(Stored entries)
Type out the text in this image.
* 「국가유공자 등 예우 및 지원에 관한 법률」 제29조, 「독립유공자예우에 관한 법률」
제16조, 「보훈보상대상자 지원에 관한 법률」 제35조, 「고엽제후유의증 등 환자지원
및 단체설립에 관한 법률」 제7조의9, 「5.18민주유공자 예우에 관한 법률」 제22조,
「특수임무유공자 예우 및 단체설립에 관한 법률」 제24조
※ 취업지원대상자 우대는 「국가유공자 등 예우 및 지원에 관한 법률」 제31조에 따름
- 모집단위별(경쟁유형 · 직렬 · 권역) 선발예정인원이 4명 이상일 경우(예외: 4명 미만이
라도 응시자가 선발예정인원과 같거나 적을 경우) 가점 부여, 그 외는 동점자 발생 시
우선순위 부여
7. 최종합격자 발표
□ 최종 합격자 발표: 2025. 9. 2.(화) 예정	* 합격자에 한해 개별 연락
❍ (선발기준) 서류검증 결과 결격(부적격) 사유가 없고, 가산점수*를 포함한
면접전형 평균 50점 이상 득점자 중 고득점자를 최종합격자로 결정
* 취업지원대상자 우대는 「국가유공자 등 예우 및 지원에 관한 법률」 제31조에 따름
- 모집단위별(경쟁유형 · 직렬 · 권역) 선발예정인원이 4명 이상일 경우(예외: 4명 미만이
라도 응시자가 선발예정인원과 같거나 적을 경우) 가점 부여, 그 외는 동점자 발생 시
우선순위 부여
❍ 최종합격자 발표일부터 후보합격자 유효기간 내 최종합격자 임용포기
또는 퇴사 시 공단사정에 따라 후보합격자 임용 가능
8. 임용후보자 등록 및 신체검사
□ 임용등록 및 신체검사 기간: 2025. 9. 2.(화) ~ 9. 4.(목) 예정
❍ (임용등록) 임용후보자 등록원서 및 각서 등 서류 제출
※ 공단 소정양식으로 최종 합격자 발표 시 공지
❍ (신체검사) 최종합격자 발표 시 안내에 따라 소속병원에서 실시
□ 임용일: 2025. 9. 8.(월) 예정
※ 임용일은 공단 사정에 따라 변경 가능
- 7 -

DESCRIPTION OF THE TASK
Your task is to output the full set of records exactly as presented.

ANSWER TO THIS EXERCISE
Type out the text in this image.
* 「국가유공자 등 예우 및 지원에 관한 법률」 제29조, 「독립유공자예우에 관한 법률」
제16조, 「보훈보상대상자 지원에 관한 법률」 제35조, 「고엽제후유의증 등 환자지원
및 단체설립에 관한 법률」 제7조의9, 「5.18민주유공자 예우에 관한 법률」 제22조,
「특수임무유공자 예우 및 단체설립에 관한 법률」 제24조
※ 취업지원대상자 우대는 「국가유공자 등 예우 및 지원에 관한 법률」 제31조에 따름
- 모집단위별(경쟁유형 · 직렬 · 권역) 선발예정인원이 4명 이상일 경우(예외: 4명 미만이
라도 응시자가 선발예정인원과 같거나 적을 경우) 가점 부여, 그 외는 동점자 발생 시
우선순위 부여
7. 최종합격자 발표
□ 최종 합격자 발표: 2025. 9. 2.(화) 예정	* 합격자에 한해 개별 연락
❍ (선발기준) 서류검증 결과 결격(부적격) 사유가 없고, 가산점수*를 포함한
면접전형 평균 50점 이상 득점자 중 고득점자를 최종합격자로 결정
* 취업지원대상자 우대는 「국가유공자 등 예우 및 지원에 관한 법률」 제31조에 따름
- 모집단위별(경쟁유형 · 직렬 · 권역) 선발예정인원이 4명 이상일 경우(예외: 4명 미만이
라도 응시자가 선발예정인원과 같거나 적을 경우) 가점 부여, 그 외는 동점자 발생 시
우선순위 부여
❍ 최종합격자 발표일부터 후보합격자 유효기간 내 최종합격자 임용포기
또는 퇴사 시 공단사정에 따라 후보합격자 임용 가능
8. 임용후보자 등록 및 신체검사
□ 임용등록 및 신체검사 기간: 2025. 9. 2.(화) ~ 9. 4.(목) 예정
❍ (임용등록) 임용후보자 등록원서 및 각서 등 서류 제출
※ 공단 소정양식으로 최종 합격자 발표 시 공지
❍ (신체검사) 최종합격자 발표 시 안내에 따라 소속병원에서 실시
□ 임용일: 2025. 9. 8.(월) 예정
※ 임용일은 공단 사정에 따라 변경 가능
- 7 -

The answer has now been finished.